__Goal__
State how many lines of the entries include the string "jest", please, leaving out everything but the number.

__Saved entries__
- - - - - - -

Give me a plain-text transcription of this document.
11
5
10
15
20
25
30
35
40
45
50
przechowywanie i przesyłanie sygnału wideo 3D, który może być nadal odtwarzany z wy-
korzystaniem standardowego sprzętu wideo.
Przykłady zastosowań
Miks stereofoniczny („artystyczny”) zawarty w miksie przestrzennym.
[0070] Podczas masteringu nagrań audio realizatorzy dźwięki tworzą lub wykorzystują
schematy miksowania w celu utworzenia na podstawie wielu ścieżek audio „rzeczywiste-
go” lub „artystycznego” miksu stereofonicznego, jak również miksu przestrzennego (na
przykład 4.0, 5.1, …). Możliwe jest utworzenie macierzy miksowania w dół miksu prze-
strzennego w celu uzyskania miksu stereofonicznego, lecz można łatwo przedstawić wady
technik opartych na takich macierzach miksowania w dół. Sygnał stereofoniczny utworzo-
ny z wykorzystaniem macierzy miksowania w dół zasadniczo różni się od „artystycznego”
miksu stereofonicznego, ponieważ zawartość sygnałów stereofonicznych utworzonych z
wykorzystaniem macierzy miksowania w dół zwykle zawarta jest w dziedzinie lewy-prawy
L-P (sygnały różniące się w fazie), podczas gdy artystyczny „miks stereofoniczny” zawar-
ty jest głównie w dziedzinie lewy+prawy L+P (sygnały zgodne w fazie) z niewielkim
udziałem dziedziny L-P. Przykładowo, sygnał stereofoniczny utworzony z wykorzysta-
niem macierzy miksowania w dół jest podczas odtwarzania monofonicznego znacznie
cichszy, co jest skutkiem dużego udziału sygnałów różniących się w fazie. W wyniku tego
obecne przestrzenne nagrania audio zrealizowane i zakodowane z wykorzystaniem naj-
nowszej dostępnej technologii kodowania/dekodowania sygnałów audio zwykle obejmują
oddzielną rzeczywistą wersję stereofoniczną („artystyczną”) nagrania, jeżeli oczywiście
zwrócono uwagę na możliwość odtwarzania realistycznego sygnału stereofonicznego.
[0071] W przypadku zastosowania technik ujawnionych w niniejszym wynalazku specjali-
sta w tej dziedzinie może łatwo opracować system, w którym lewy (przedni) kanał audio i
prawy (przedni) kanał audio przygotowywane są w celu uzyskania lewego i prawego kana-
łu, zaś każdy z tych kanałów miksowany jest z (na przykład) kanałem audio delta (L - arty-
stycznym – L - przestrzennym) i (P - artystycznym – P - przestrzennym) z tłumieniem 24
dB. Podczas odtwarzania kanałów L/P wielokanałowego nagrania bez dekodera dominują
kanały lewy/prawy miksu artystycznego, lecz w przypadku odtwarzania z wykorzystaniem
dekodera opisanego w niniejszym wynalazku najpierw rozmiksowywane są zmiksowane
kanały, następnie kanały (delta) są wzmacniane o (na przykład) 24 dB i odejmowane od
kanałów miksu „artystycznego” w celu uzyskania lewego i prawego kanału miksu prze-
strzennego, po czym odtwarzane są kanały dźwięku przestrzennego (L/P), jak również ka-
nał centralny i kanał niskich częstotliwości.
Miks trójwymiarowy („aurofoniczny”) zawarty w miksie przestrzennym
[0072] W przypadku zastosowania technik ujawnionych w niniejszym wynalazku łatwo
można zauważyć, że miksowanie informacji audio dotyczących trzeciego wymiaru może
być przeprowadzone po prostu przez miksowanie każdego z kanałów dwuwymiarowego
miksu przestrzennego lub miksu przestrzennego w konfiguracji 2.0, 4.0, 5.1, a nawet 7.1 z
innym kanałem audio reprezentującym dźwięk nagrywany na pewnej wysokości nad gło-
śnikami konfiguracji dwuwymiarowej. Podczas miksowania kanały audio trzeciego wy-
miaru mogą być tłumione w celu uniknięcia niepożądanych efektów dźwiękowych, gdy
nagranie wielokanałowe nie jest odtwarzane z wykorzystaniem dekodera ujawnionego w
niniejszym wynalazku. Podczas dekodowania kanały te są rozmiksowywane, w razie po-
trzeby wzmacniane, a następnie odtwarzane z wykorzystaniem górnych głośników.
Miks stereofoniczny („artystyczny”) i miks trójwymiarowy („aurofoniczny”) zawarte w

- - - - - - -

__In response__
7